Collected data:

* * *

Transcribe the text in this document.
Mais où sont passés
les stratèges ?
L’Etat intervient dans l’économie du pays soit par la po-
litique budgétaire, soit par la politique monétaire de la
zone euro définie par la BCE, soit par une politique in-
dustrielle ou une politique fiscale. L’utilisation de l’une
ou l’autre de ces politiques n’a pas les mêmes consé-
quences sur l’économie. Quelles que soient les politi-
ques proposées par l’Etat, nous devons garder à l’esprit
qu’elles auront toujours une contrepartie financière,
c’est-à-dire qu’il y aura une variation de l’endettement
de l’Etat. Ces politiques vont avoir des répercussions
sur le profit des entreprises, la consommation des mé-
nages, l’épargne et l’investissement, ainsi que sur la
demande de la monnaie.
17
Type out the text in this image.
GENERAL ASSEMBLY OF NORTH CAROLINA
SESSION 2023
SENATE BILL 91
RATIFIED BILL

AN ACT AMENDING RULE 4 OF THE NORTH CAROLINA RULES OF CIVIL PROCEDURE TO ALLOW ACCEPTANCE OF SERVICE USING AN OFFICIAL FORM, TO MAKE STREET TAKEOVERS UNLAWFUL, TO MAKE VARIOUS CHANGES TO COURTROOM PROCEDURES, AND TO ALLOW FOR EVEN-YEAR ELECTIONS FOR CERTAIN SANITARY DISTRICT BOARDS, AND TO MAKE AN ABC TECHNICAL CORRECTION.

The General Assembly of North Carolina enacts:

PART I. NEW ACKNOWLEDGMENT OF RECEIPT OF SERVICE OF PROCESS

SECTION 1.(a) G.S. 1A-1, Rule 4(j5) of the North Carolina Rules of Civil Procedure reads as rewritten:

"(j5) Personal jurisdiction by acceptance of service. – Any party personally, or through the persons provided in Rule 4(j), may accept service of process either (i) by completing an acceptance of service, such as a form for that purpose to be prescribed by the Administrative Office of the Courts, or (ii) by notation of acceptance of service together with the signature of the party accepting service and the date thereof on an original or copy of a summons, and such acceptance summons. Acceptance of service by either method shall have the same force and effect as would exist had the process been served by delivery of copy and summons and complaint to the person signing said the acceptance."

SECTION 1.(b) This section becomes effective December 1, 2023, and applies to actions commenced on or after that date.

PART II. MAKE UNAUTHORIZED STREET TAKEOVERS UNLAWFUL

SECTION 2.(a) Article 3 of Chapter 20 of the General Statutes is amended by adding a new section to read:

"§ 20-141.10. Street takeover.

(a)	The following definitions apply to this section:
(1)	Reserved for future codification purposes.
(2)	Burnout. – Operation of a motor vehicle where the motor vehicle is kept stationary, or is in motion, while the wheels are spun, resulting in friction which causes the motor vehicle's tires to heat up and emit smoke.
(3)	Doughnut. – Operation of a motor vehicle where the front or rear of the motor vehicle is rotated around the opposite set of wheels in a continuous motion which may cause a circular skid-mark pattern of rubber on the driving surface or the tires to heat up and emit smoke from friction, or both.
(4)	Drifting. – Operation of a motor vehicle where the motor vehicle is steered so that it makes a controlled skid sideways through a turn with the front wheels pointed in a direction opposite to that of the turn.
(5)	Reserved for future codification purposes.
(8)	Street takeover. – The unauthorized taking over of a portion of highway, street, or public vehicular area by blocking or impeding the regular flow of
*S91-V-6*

* * *

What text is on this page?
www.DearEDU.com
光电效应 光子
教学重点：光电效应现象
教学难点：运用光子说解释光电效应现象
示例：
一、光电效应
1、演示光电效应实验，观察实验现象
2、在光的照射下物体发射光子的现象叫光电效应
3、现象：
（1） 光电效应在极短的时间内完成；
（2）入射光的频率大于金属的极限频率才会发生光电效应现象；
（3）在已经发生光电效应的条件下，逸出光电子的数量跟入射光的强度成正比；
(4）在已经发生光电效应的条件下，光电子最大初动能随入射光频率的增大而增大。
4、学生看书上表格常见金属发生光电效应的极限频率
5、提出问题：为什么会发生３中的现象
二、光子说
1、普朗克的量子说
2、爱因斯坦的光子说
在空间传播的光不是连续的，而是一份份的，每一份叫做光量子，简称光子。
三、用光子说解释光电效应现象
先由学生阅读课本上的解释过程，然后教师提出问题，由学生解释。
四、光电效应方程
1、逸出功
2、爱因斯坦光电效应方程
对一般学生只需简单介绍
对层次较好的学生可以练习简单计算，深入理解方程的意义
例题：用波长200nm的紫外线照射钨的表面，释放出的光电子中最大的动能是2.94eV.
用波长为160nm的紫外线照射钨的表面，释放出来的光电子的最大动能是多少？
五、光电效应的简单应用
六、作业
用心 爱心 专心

* * *

= DO THIS =
For each line of the entries that includes "text", show that line.

= SOLUTION TO THIS EXERCISE =
Transcribe the text in this document.
Type out the text in this image.
What text is on this page?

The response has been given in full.